** START DATA LISTING **
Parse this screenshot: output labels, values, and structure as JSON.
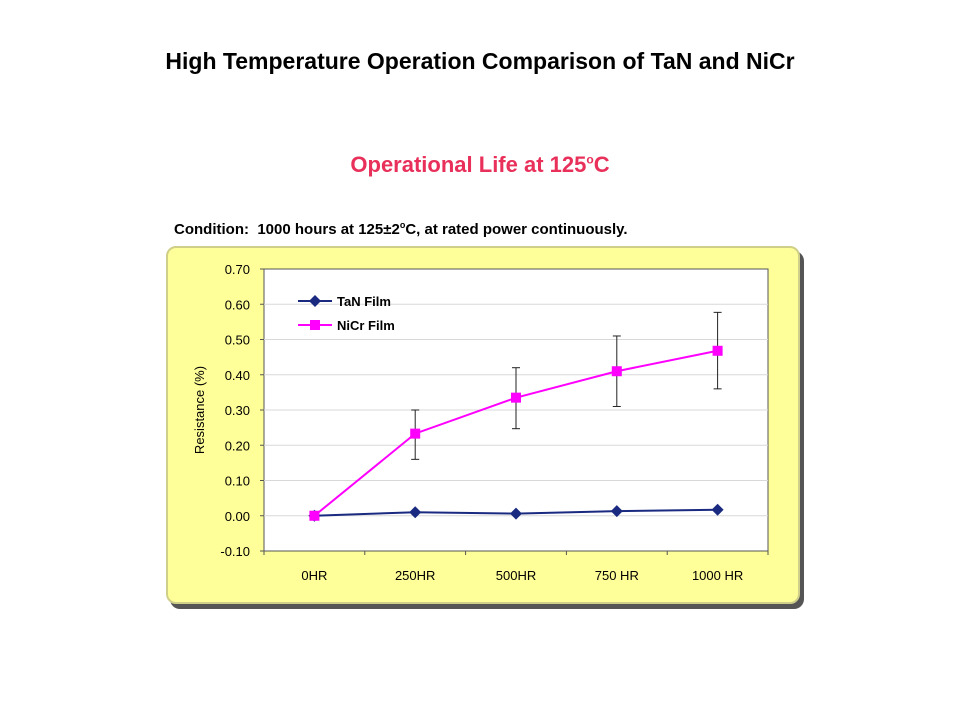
{
  "slide": {
    "title": "High Temperature Operation Comparison of TaN and NiCr",
    "chart_title_main": "Operational Life at 125",
    "chart_title_sup": "o",
    "chart_title_end": "C",
    "condition_label": "Condition:",
    "condition_text_a": "1000 hours at 125±2",
    "condition_sup": "o",
    "condition_text_b": "C, at rated power continuously."
  },
  "colors": {
    "tan": "#1a2a80",
    "nicr": "#ff00ff",
    "panel": "#ffff99",
    "title": "#e8305a"
  },
  "chart_data": {
    "type": "line",
    "title": "Operational Life at 125°C",
    "xlabel": "",
    "ylabel": "Resistance (%)",
    "categories": [
      "0HR",
      "250HR",
      "500HR",
      "750 HR",
      "1000 HR"
    ],
    "ylim": [
      -0.1,
      0.7
    ],
    "yticks": [
      "0.70",
      "0.60",
      "0.50",
      "0.40",
      "0.30",
      "0.20",
      "0.10",
      "0.00",
      "-0.10"
    ],
    "ytick_values": [
      0.7,
      0.6,
      0.5,
      0.4,
      0.3,
      0.2,
      0.1,
      0.0,
      -0.1
    ],
    "grid": true,
    "legend_position": "top-left",
    "series": [
      {
        "name": "TaN Film",
        "color": "#1a2a80",
        "marker": "diamond",
        "values": [
          0.0,
          0.01,
          0.006,
          0.013,
          0.017
        ]
      },
      {
        "name": "NiCr Film",
        "color": "#ff00ff",
        "marker": "square",
        "values": [
          0.0,
          0.233,
          0.335,
          0.41,
          0.468
        ],
        "error_low": [
          null,
          0.16,
          0.247,
          0.31,
          0.36
        ],
        "error_high": [
          null,
          0.3,
          0.42,
          0.51,
          0.577
        ]
      }
    ]
  }
}
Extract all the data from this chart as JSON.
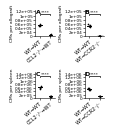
** END DATA LISTING **
▶ [WHAT TO WORK ON]: Omit the pictures and output all of the other material exactly.

▶ [SOLVED EXERCISE]:
Parse this screenshot: output labels, values, and structure as JSON.
{
  "slide": {
    "title": "High Temperature Operation Comparison of TaN and NiCr",
    "chart_title_main": "Operational Life at 125",
    "chart_title_sup": "o",
    "chart_title_end": "C",
    "condition_label": "Condition:",
    "condition_text_a": "1000 hours at 125±2",
    "condition_sup": "o",
    "condition_text_b": "C, at rated power continuously."
  },
  "colors": {
    "tan": "#1a2a80",
    "nicr": "#ff00ff",
    "panel": "#ffff99",
    "title": "#e8305a"
  },
  "chart_data": {
    "type": "line",
    "title": "Operational Life at 125°C",
    "xlabel": "",
    "ylabel": "Resistance (%)",
    "categories": [
      "0HR",
      "250HR",
      "500HR",
      "750 HR",
      "1000 HR"
    ],
    "ylim": [
      -0.1,
      0.7
    ],
    "yticks": [
      "0.70",
      "0.60",
      "0.50",
      "0.40",
      "0.30",
      "0.20",
      "0.10",
      "0.00",
      "-0.10"
    ],
    "ytick_values": [
      0.7,
      0.6,
      0.5,
      0.4,
      0.3,
      0.2,
      0.1,
      0.0,
      -0.1
    ],
    "grid": true,
    "legend_position": "top-left",
    "series": [
      {
        "name": "TaN Film",
        "color": "#1a2a80",
        "marker": "diamond",
        "values": [
          0.0,
          0.01,
          0.006,
          0.013,
          0.017
        ]
      },
      {
        "name": "NiCr Film",
        "color": "#ff00ff",
        "marker": "square",
        "values": [
          0.0,
          0.233,
          0.335,
          0.41,
          0.468
        ],
        "error_low": [
          null,
          0.16,
          0.247,
          0.31,
          0.36
        ],
        "error_high": [
          null,
          0.3,
          0.42,
          0.51,
          0.577
        ]
      }
    ]
  }
}
Extract all the data from this chart as JSON.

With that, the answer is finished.